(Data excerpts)

——————

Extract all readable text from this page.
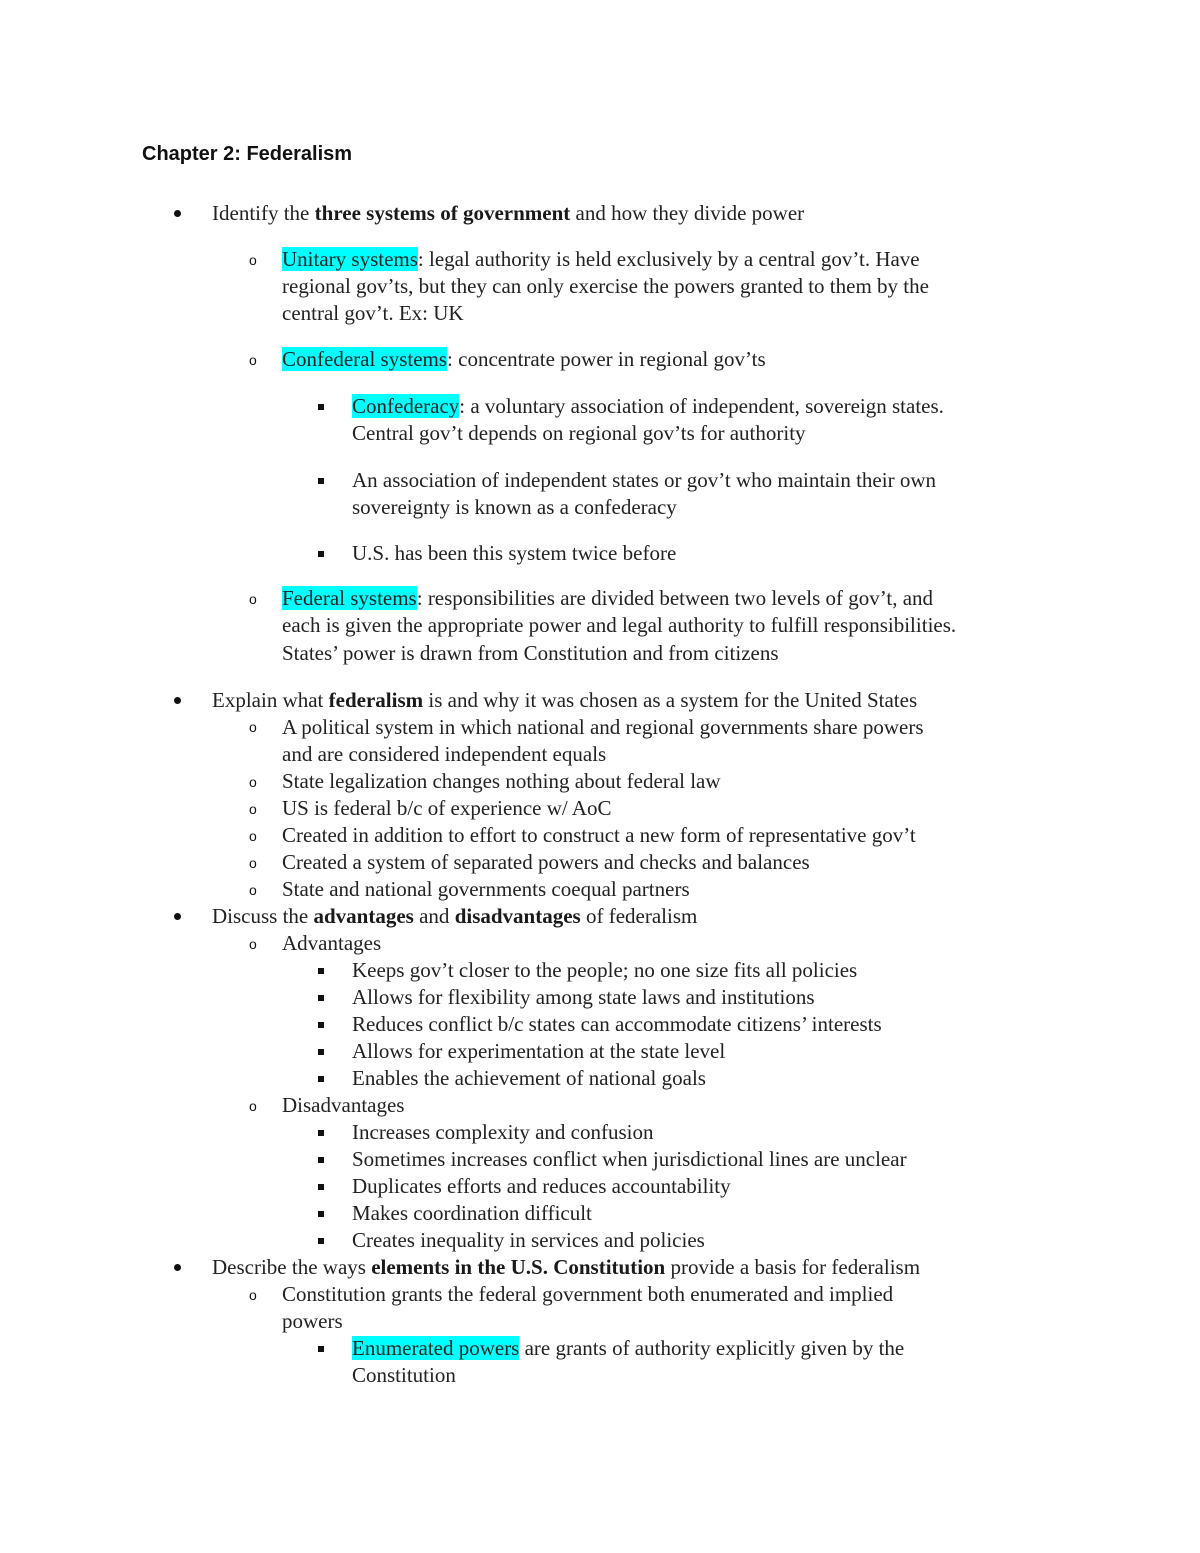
Chapter 2: Federalism

Identify the three systems of government and how they divide power

o Unitary systems: legal authority is held exclusively by a central gov’t. Have

regional gov’ts, but they can only exercise the powers granted to them by the

central gov’t. Ex: UK

o Confederal systems: concentrate power in regional gov’ts

Confederacy: a voluntary association of independent, sovereign states.

Central gov’t depends on regional gov’ts for authority

An association of independent states or gov’t who maintain their own

sovereignty is known as a confederacy

U.S. has been this system twice before

o Federal systems: responsibilities are divided between two levels of gov’t, and

each is given the appropriate power and legal authority to fulfill responsibilities.

States’ power is drawn from Constitution and from citizens

Explain what federalism is and why it was chosen as a system for the United States

o A political system in which national and regional governments share powers

and are considered independent equals

o State legalization changes nothing about federal law

o US is federal b/c of experience w/ AoC

o Created in addition to effort to construct a new form of representative gov’t

o Created a system of separated powers and checks and balances

o State and national governments coequal partners

Discuss the advantages and disadvantages of federalism

o Advantages

Keeps gov’t closer to the people; no one size fits all policies

Allows for flexibility among state laws and institutions

Reduces conflict b/c states can accommodate citizens’ interests

Allows for experimentation at the state level

Enables the achievement of national goals

o Disadvantages

Increases complexity and confusion

Sometimes increases conflict when jurisdictional lines are unclear

Duplicates efforts and reduces accountability

Makes coordination difficult

Creates inequality in services and policies

Describe the ways elements in the U.S. Constitution provide a basis for federalism

o Constitution grants the federal government both enumerated and implied

powers

Enumerated powers are grants of authority explicitly given by the

Constitution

——————

→ **What you should do**
Give the entries again without a single change, but with no pictures.

→ **Completed task**
Extract all readable text from this page.
Chapter 2: Federalism

Identify the three systems of government and how they divide power

o Unitary systems: legal authority is held exclusively by a central gov’t. Have

regional gov’ts, but they can only exercise the powers granted to them by the

central gov’t. Ex: UK

o Confederal systems: concentrate power in regional gov’ts

Confederacy: a voluntary association of independent, sovereign states.

Central gov’t depends on regional gov’ts for authority

An association of independent states or gov’t who maintain their own

sovereignty is known as a confederacy

U.S. has been this system twice before

o Federal systems: responsibilities are divided between two levels of gov’t, and

each is given the appropriate power and legal authority to fulfill responsibilities.

States’ power is drawn from Constitution and from citizens

Explain what federalism is and why it was chosen as a system for the United States

o A political system in which national and regional governments share powers

and are considered independent equals

o State legalization changes nothing about federal law

o US is federal b/c of experience w/ AoC

o Created in addition to effort to construct a new form of representative gov’t

o Created a system of separated powers and checks and balances

o State and national governments coequal partners

Discuss the advantages and disadvantages of federalism

o Advantages

Keeps gov’t closer to the people; no one size fits all policies

Allows for flexibility among state laws and institutions

Reduces conflict b/c states can accommodate citizens’ interests

Allows for experimentation at the state level

Enables the achievement of national goals

o Disadvantages

Increases complexity and confusion

Sometimes increases conflict when jurisdictional lines are unclear

Duplicates efforts and reduces accountability

Makes coordination difficult

Creates inequality in services and policies

Describe the ways elements in the U.S. Constitution provide a basis for federalism

o Constitution grants the federal government both enumerated and implied

powers

Enumerated powers are grants of authority explicitly given by the

Constitution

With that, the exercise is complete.